* [Provided records]:
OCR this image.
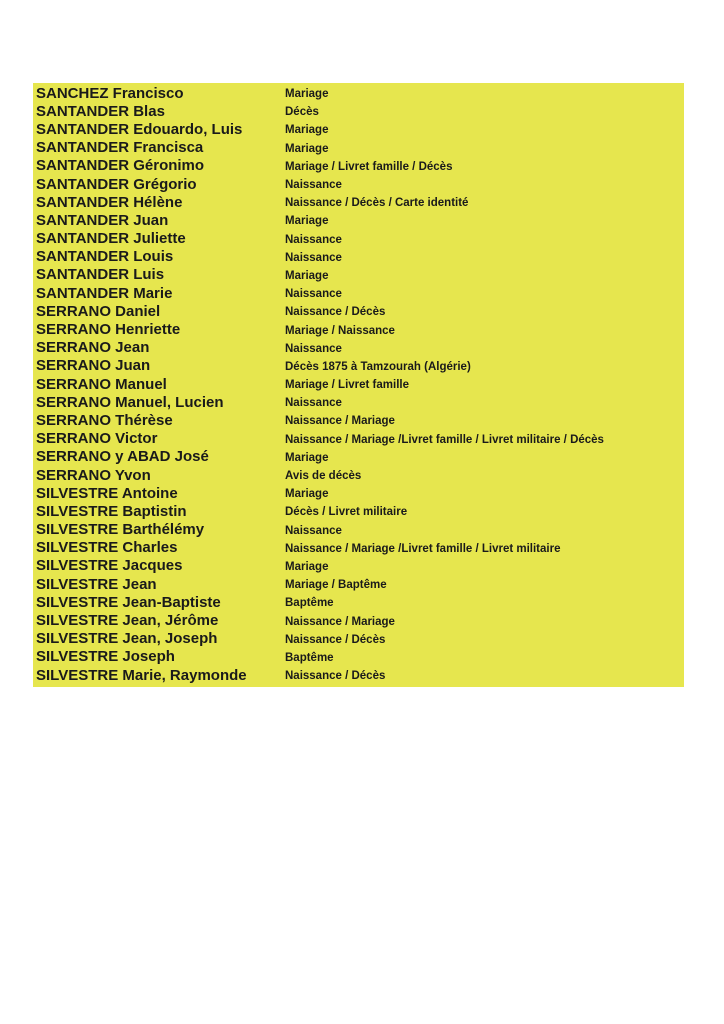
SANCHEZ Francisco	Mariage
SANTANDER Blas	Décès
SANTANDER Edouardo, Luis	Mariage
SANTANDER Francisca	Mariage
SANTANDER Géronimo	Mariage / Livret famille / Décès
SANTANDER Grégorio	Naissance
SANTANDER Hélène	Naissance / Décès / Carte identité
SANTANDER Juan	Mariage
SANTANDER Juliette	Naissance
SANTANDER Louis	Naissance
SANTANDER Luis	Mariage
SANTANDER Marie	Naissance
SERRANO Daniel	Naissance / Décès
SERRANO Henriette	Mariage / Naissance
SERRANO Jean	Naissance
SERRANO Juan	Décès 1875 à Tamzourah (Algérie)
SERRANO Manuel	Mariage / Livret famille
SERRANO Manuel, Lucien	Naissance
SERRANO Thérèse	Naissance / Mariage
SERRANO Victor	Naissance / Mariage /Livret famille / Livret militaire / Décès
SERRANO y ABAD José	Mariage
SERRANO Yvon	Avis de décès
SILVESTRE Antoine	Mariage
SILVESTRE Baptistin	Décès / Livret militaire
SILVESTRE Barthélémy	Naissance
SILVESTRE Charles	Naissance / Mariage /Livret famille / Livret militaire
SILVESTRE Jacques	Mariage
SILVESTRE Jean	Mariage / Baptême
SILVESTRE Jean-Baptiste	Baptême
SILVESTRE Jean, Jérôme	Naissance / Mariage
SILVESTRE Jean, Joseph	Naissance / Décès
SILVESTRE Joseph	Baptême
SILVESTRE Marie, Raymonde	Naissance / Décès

---

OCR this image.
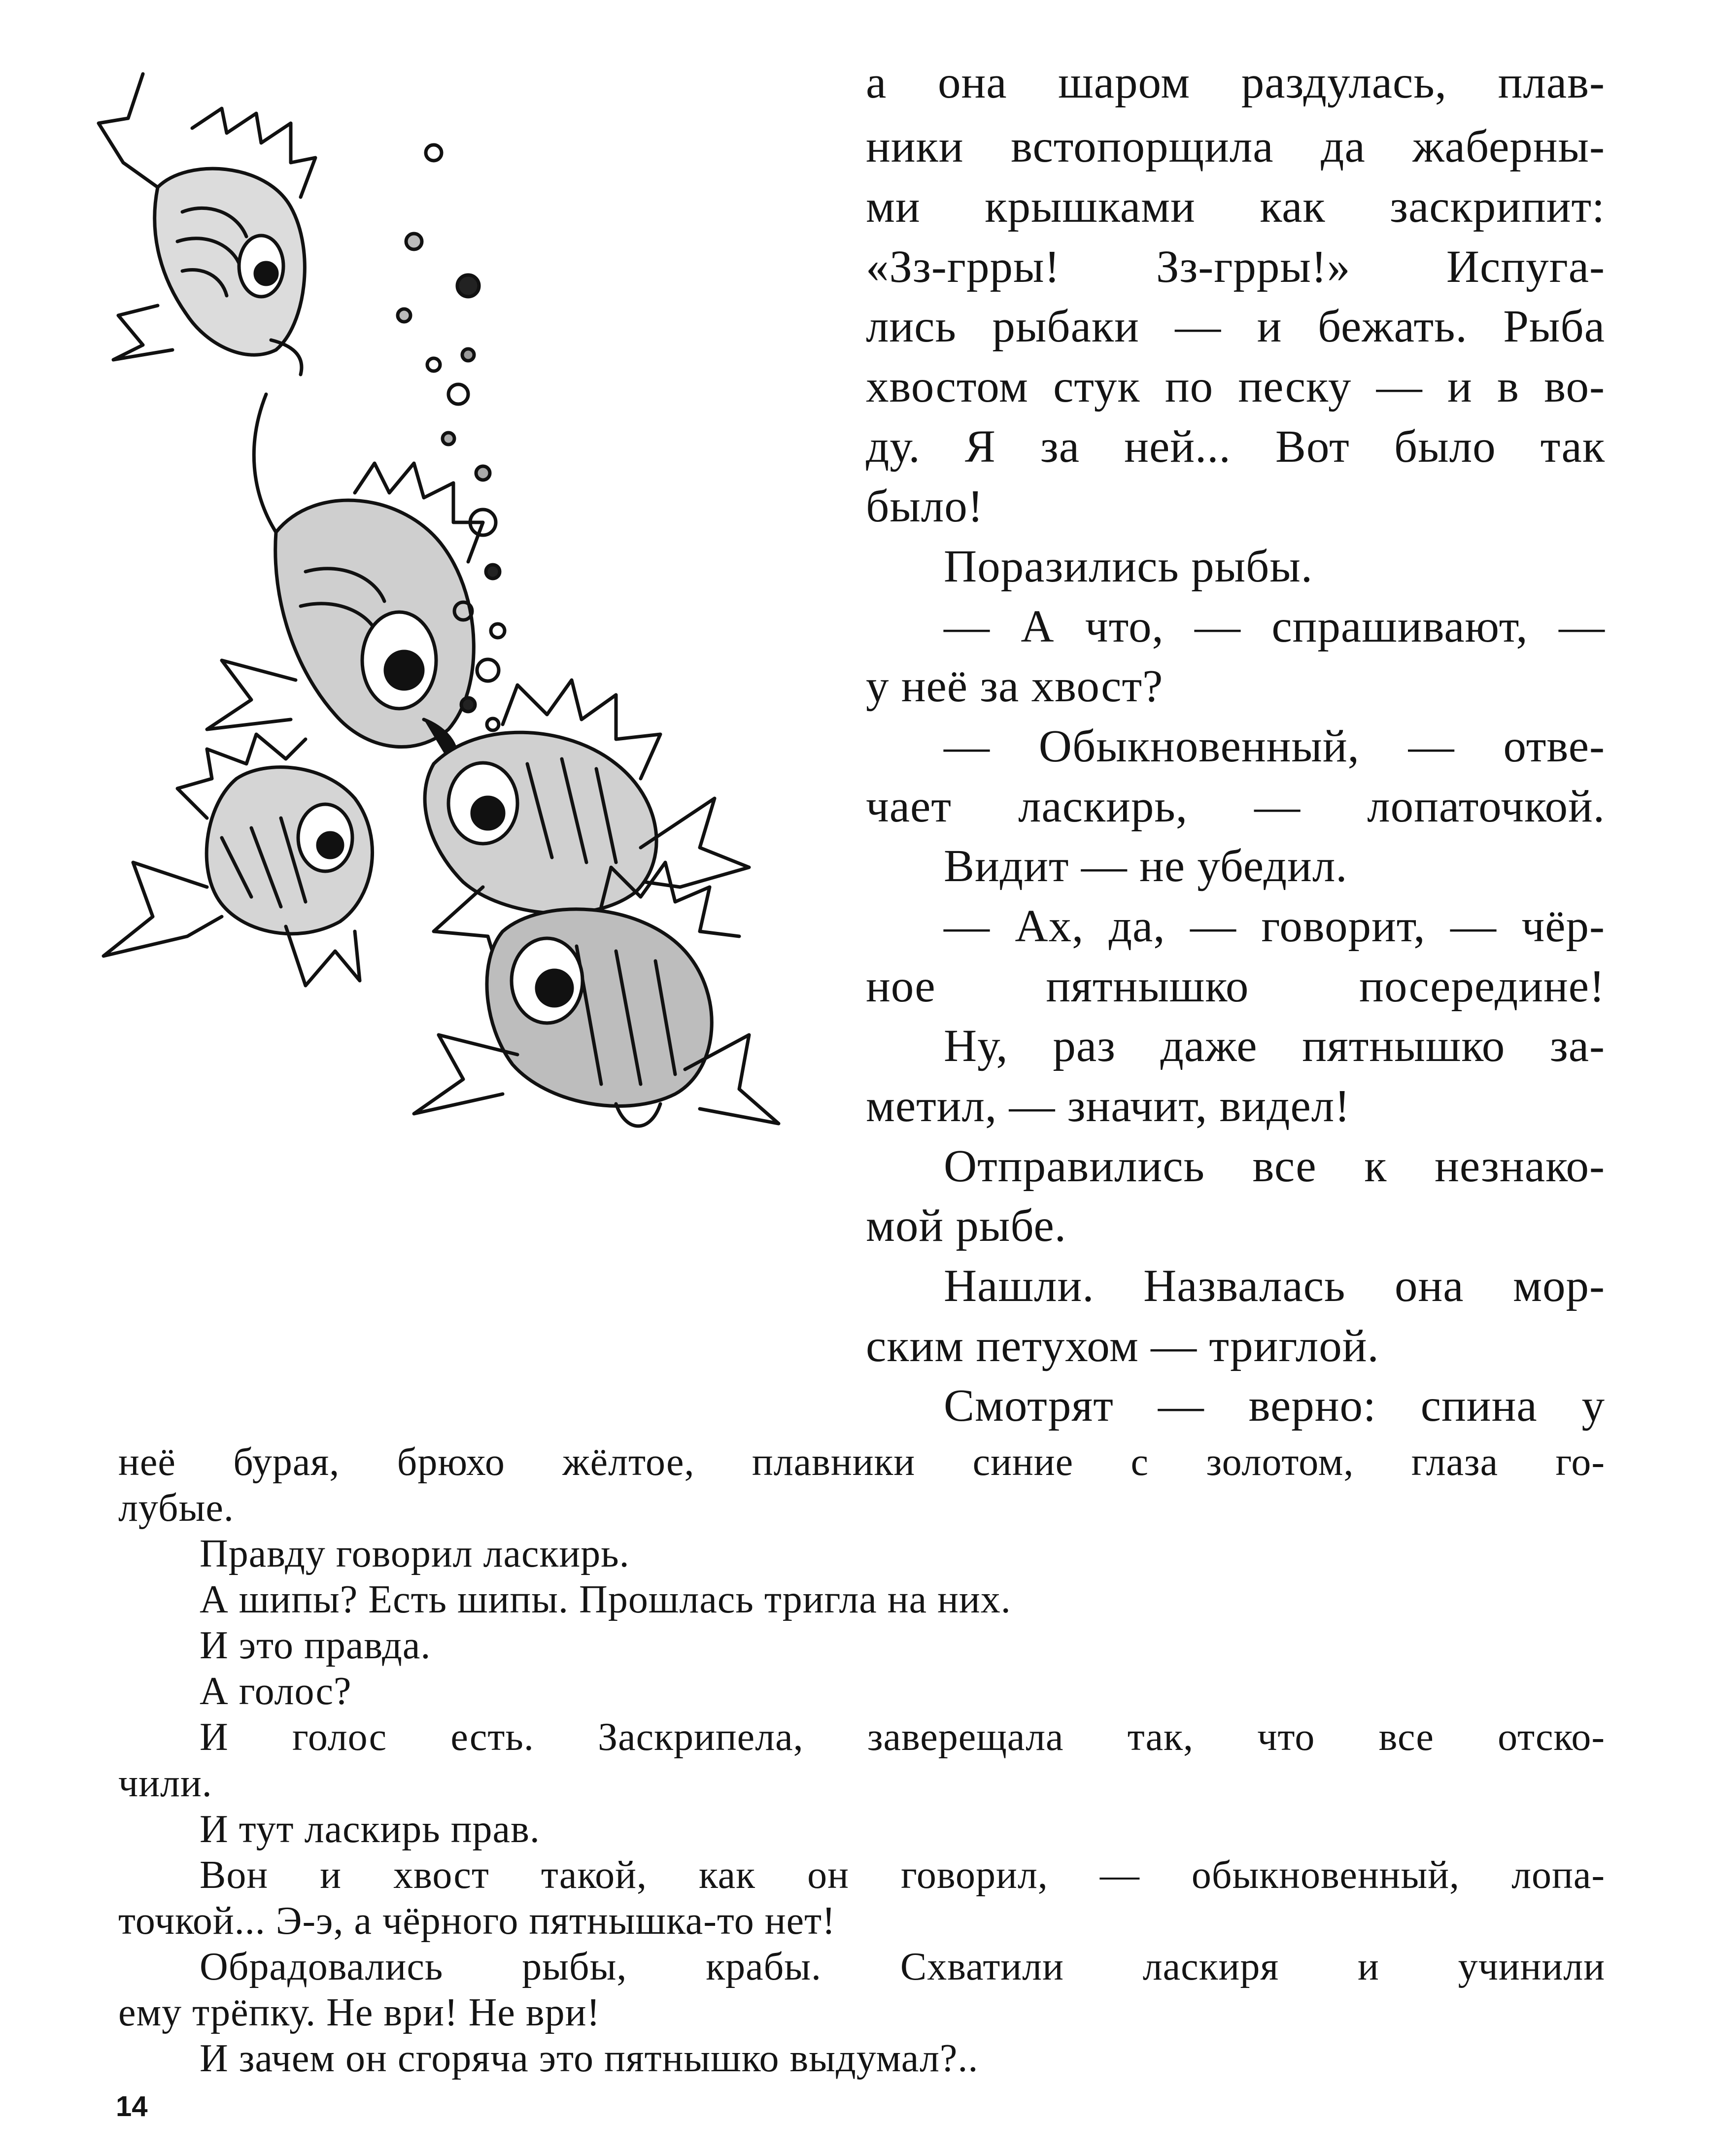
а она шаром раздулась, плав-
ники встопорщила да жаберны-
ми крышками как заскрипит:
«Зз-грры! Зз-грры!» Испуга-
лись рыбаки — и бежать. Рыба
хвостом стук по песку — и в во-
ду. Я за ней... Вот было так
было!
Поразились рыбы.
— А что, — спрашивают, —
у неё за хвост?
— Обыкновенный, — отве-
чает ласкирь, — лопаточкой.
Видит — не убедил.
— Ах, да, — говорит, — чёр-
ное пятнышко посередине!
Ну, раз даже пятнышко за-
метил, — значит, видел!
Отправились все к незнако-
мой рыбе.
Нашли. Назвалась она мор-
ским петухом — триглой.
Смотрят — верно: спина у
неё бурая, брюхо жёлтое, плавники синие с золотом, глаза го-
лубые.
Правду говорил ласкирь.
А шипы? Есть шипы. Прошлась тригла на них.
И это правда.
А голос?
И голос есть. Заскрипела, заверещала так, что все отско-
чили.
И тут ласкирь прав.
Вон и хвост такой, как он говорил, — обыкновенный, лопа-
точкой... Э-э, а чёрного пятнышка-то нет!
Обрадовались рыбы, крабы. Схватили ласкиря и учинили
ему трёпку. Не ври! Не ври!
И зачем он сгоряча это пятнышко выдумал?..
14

---

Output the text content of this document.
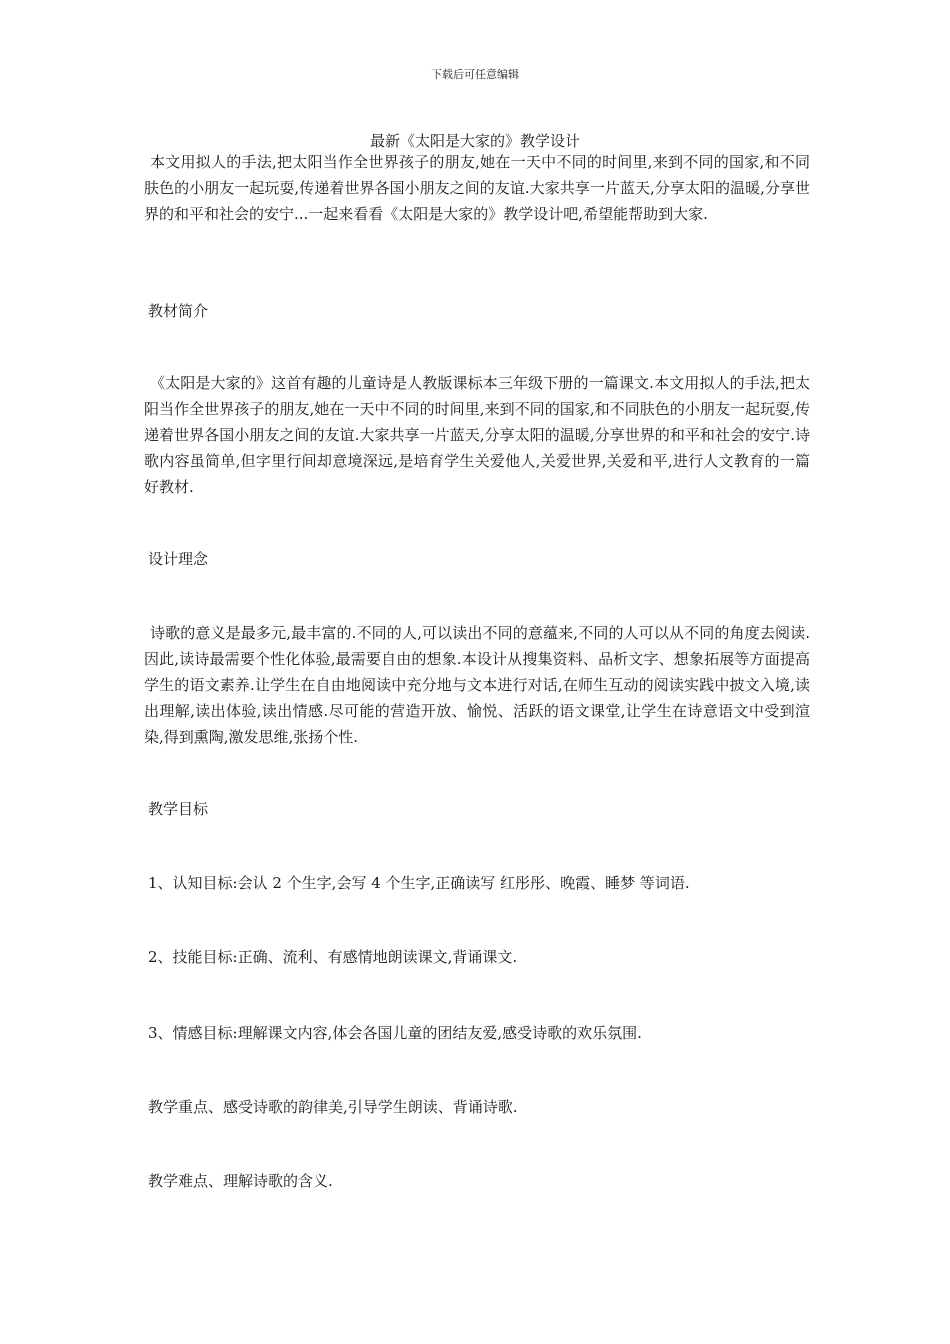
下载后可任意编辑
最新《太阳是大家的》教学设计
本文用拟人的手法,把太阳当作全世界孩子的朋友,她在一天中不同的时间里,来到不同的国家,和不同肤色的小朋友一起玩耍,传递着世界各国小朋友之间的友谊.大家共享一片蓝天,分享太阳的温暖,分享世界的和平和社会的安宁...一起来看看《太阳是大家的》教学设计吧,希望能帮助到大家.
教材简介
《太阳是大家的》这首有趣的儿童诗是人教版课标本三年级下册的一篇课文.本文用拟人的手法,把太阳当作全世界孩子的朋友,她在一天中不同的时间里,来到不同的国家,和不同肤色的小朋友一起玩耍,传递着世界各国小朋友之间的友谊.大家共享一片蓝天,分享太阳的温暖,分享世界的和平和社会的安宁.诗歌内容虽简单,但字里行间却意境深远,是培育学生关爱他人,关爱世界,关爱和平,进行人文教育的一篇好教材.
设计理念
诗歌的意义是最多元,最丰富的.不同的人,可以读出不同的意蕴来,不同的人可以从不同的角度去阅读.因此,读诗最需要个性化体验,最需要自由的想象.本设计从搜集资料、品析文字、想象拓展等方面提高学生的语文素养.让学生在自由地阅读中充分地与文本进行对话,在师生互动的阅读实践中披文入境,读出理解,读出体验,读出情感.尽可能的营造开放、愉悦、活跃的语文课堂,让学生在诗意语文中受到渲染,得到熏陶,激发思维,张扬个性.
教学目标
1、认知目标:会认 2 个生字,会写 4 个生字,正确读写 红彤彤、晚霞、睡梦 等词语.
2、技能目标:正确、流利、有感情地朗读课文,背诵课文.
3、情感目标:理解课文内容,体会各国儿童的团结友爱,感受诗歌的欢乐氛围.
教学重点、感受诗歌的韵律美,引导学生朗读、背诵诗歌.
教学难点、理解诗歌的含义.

* [What is expected]:
Show the lines of the material that contain the word "SANTANDER".

* [Response]:
SANTANDER Blas	Décès
SANTANDER Edouardo, Luis	Mariage
SANTANDER Francisca	Mariage
SANTANDER Géronimo	Mariage / Livret famille / Décès
SANTANDER Grégorio	Naissance
SANTANDER Hélène	Naissance / Décès / Carte identité
SANTANDER Juan	Mariage
SANTANDER Juliette	Naissance
SANTANDER Louis	Naissance
SANTANDER Luis	Mariage
SANTANDER Marie	Naissance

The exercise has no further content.